-------- DATASET ENTRIES

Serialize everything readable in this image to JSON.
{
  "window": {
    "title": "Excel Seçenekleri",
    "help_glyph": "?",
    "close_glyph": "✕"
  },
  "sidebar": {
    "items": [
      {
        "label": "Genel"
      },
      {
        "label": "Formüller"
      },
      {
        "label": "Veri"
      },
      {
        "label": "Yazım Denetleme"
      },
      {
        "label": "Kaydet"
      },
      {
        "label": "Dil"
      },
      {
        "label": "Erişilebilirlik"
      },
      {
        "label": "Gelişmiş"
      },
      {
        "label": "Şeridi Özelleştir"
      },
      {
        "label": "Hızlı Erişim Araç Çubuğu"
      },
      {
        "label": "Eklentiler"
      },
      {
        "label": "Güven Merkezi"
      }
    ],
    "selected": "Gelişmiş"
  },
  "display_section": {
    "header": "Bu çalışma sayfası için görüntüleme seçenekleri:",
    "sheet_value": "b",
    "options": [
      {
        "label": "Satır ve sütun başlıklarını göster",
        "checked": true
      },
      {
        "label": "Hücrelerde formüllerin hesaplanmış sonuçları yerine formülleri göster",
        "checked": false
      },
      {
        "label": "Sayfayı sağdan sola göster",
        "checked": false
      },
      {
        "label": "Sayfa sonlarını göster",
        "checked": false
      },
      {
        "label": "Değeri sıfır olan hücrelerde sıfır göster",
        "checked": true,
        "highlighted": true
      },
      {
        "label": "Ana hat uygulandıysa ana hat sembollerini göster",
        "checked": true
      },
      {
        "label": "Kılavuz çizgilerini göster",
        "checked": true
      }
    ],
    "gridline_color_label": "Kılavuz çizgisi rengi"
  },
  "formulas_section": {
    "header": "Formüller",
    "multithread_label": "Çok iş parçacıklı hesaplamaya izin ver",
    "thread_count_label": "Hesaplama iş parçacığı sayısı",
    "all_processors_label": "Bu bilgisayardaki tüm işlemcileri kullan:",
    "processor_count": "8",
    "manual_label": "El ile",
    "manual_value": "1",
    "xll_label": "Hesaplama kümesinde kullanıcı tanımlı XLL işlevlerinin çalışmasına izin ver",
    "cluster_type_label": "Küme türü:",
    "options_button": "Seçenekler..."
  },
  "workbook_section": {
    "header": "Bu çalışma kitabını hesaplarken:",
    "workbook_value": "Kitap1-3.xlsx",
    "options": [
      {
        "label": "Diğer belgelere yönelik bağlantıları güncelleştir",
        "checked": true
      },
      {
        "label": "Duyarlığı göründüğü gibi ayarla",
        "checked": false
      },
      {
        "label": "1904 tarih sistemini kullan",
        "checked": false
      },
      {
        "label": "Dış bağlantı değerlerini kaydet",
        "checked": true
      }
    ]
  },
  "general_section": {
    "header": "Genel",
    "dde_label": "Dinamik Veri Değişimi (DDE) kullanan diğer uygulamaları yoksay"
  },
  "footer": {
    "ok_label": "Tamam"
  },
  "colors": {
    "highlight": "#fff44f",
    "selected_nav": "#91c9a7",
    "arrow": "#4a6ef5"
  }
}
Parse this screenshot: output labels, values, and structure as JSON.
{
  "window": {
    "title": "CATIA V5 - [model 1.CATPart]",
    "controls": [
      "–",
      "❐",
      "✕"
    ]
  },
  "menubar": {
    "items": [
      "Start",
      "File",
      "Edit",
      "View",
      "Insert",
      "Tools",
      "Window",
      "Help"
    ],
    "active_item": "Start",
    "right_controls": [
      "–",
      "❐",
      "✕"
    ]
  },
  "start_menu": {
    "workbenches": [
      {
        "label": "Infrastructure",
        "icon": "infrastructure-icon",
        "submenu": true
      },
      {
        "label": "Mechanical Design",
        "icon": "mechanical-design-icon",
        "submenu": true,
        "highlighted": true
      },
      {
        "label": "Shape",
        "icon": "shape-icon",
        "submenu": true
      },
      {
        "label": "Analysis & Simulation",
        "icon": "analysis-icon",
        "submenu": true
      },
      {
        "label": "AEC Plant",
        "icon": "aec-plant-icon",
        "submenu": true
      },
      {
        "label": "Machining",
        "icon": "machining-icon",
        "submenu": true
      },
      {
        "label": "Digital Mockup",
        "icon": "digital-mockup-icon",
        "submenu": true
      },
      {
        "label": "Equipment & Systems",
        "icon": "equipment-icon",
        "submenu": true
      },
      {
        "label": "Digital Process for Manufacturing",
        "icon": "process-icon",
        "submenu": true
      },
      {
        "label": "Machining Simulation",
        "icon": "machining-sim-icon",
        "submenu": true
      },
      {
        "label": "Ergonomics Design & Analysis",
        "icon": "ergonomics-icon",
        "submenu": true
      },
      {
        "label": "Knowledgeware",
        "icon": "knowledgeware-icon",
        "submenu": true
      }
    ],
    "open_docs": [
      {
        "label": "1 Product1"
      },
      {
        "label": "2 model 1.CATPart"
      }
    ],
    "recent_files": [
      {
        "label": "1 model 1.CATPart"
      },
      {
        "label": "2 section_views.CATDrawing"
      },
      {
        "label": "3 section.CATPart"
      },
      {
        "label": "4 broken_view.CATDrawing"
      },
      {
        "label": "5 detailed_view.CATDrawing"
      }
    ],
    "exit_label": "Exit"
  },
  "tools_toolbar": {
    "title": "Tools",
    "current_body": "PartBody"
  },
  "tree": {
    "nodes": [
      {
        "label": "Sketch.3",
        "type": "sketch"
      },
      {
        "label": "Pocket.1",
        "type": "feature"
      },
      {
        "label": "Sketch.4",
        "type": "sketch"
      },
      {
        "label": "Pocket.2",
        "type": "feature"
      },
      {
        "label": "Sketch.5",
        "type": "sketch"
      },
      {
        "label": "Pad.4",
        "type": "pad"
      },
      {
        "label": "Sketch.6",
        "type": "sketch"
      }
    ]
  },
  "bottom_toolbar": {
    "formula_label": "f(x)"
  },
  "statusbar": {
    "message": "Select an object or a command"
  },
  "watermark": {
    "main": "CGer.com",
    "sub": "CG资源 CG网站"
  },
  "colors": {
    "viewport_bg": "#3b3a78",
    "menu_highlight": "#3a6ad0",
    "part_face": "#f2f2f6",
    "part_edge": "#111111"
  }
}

----------------

▶ **EXERCISE INSTRUCTIONS**
Quote all of the entries verbatim.

▶ **OUTPUT**
Serialize everything readable in this image to JSON.
{
  "window": {
    "title": "Excel Seçenekleri",
    "help_glyph": "?",
    "close_glyph": "✕"
  },
  "sidebar": {
    "items": [
      {
        "label": "Genel"
      },
      {
        "label": "Formüller"
      },
      {
        "label": "Veri"
      },
      {
        "label": "Yazım Denetleme"
      },
      {
        "label": "Kaydet"
      },
      {
        "label": "Dil"
      },
      {
        "label": "Erişilebilirlik"
      },
      {
        "label": "Gelişmiş"
      },
      {
        "label": "Şeridi Özelleştir"
      },
      {
        "label": "Hızlı Erişim Araç Çubuğu"
      },
      {
        "label": "Eklentiler"
      },
      {
        "label": "Güven Merkezi"
      }
    ],
    "selected": "Gelişmiş"
  },
  "display_section": {
    "header": "Bu çalışma sayfası için görüntüleme seçenekleri:",
    "sheet_value": "b",
    "options": [
      {
        "label": "Satır ve sütun başlıklarını göster",
        "checked": true
      },
      {
        "label": "Hücrelerde formüllerin hesaplanmış sonuçları yerine formülleri göster",
        "checked": false
      },
      {
        "label": "Sayfayı sağdan sola göster",
        "checked": false
      },
      {
        "label": "Sayfa sonlarını göster",
        "checked": false
      },
      {
        "label": "Değeri sıfır olan hücrelerde sıfır göster",
        "checked": true,
        "highlighted": true
      },
      {
        "label": "Ana hat uygulandıysa ana hat sembollerini göster",
        "checked": true
      },
      {
        "label": "Kılavuz çizgilerini göster",
        "checked": true
      }
    ],
    "gridline_color_label": "Kılavuz çizgisi rengi"
  },
  "formulas_section": {
    "header": "Formüller",
    "multithread_label": "Çok iş parçacıklı hesaplamaya izin ver",
    "thread_count_label": "Hesaplama iş parçacığı sayısı",
    "all_processors_label": "Bu bilgisayardaki tüm işlemcileri kullan:",
    "processor_count": "8",
    "manual_label": "El ile",
    "manual_value": "1",
    "xll_label": "Hesaplama kümesinde kullanıcı tanımlı XLL işlevlerinin çalışmasına izin ver",
    "cluster_type_label": "Küme türü:",
    "options_button": "Seçenekler..."
  },
  "workbook_section": {
    "header": "Bu çalışma kitabını hesaplarken:",
    "workbook_value": "Kitap1-3.xlsx",
    "options": [
      {
        "label": "Diğer belgelere yönelik bağlantıları güncelleştir",
        "checked": true
      },
      {
        "label": "Duyarlığı göründüğü gibi ayarla",
        "checked": false
      },
      {
        "label": "1904 tarih sistemini kullan",
        "checked": false
      },
      {
        "label": "Dış bağlantı değerlerini kaydet",
        "checked": true
      }
    ]
  },
  "general_section": {
    "header": "Genel",
    "dde_label": "Dinamik Veri Değişimi (DDE) kullanan diğer uygulamaları yoksay"
  },
  "footer": {
    "ok_label": "Tamam"
  },
  "colors": {
    "highlight": "#fff44f",
    "selected_nav": "#91c9a7",
    "arrow": "#4a6ef5"
  }
}
Parse this screenshot: output labels, values, and structure as JSON.
{
  "window": {
    "title": "CATIA V5 - [model 1.CATPart]",
    "controls": [
      "–",
      "❐",
      "✕"
    ]
  },
  "menubar": {
    "items": [
      "Start",
      "File",
      "Edit",
      "View",
      "Insert",
      "Tools",
      "Window",
      "Help"
    ],
    "active_item": "Start",
    "right_controls": [
      "–",
      "❐",
      "✕"
    ]
  },
  "start_menu": {
    "workbenches": [
      {
        "label": "Infrastructure",
        "icon": "infrastructure-icon",
        "submenu": true
      },
      {
        "label": "Mechanical Design",
        "icon": "mechanical-design-icon",
        "submenu": true,
        "highlighted": true
      },
      {
        "label": "Shape",
        "icon": "shape-icon",
        "submenu": true
      },
      {
        "label": "Analysis & Simulation",
        "icon": "analysis-icon",
        "submenu": true
      },
      {
        "label": "AEC Plant",
        "icon": "aec-plant-icon",
        "submenu": true
      },
      {
        "label": "Machining",
        "icon": "machining-icon",
        "submenu": true
      },
      {
        "label": "Digital Mockup",
        "icon": "digital-mockup-icon",
        "submenu": true
      },
      {
        "label": "Equipment & Systems",
        "icon": "equipment-icon",
        "submenu": true
      },
      {
        "label": "Digital Process for Manufacturing",
        "icon": "process-icon",
        "submenu": true
      },
      {
        "label": "Machining Simulation",
        "icon": "machining-sim-icon",
        "submenu": true
      },
      {
        "label": "Ergonomics Design & Analysis",
        "icon": "ergonomics-icon",
        "submenu": true
      },
      {
        "label": "Knowledgeware",
        "icon": "knowledgeware-icon",
        "submenu": true
      }
    ],
    "open_docs": [
      {
        "label": "1 Product1"
      },
      {
        "label": "2 model 1.CATPart"
      }
    ],
    "recent_files": [
      {
        "label": "1 model 1.CATPart"
      },
      {
        "label": "2 section_views.CATDrawing"
      },
      {
        "label": "3 section.CATPart"
      },
      {
        "label": "4 broken_view.CATDrawing"
      },
      {
        "label": "5 detailed_view.CATDrawing"
      }
    ],
    "exit_label": "Exit"
  },
  "tools_toolbar": {
    "title": "Tools",
    "current_body": "PartBody"
  },
  "tree": {
    "nodes": [
      {
        "label": "Sketch.3",
        "type": "sketch"
      },
      {
        "label": "Pocket.1",
        "type": "feature"
      },
      {
        "label": "Sketch.4",
        "type": "sketch"
      },
      {
        "label": "Pocket.2",
        "type": "feature"
      },
      {
        "label": "Sketch.5",
        "type": "sketch"
      },
      {
        "label": "Pad.4",
        "type": "pad"
      },
      {
        "label": "Sketch.6",
        "type": "sketch"
      }
    ]
  },
  "bottom_toolbar": {
    "formula_label": "f(x)"
  },
  "statusbar": {
    "message": "Select an object or a command"
  },
  "watermark": {
    "main": "CGer.com",
    "sub": "CG资源 CG网站"
  },
  "colors": {
    "viewport_bg": "#3b3a78",
    "menu_highlight": "#3a6ad0",
    "part_face": "#f2f2f6",
    "part_edge": "#111111"
  }
}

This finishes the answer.